# Prompt
All of the material should be reproduced exactly, with pictures left out.
-.-.-
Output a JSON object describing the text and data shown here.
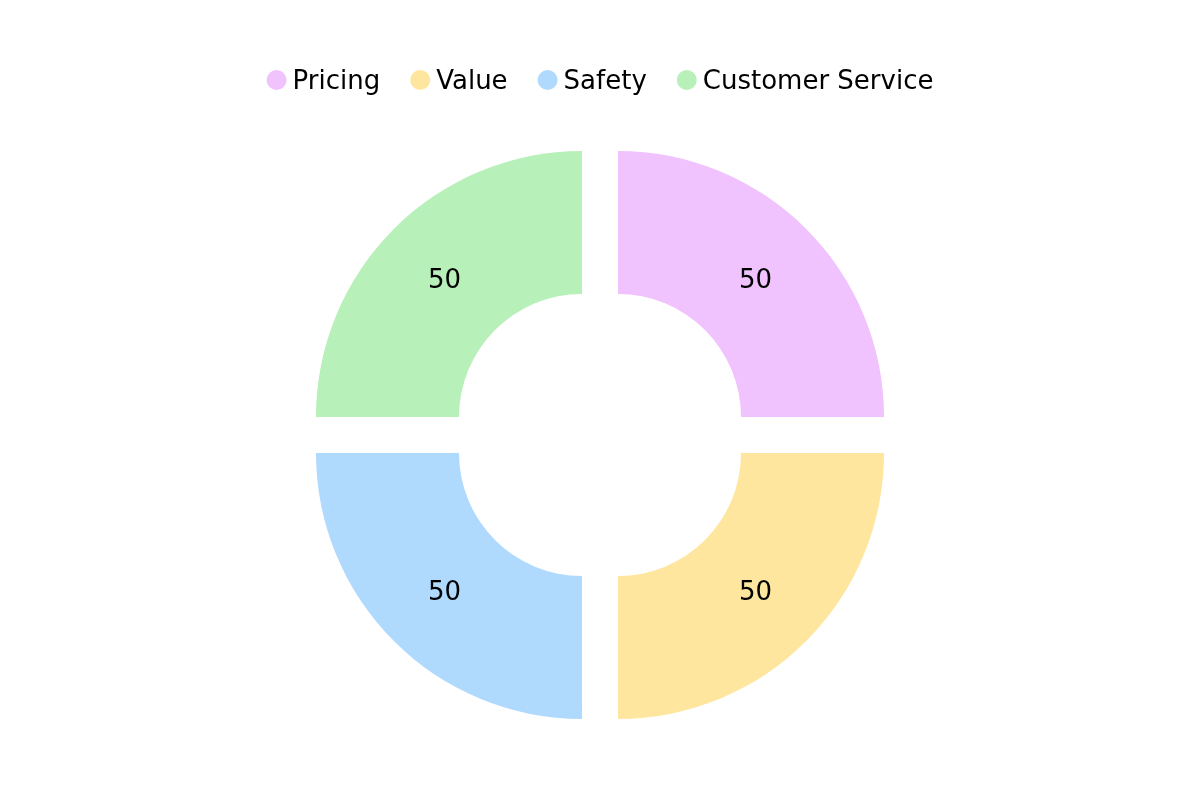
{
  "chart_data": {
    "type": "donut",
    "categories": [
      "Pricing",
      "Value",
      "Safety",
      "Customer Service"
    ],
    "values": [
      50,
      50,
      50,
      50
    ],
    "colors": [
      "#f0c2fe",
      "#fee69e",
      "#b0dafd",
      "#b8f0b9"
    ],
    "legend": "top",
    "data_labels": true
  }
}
-.-.-
# The completed task
Output a JSON object describing the text and data shown here.
{
  "chart_data": {
    "type": "donut",
    "categories": [
      "Pricing",
      "Value",
      "Safety",
      "Customer Service"
    ],
    "values": [
      50,
      50,
      50,
      50
    ],
    "colors": [
      "#f0c2fe",
      "#fee69e",
      "#b0dafd",
      "#b8f0b9"
    ],
    "legend": "top",
    "data_labels": true
  }
}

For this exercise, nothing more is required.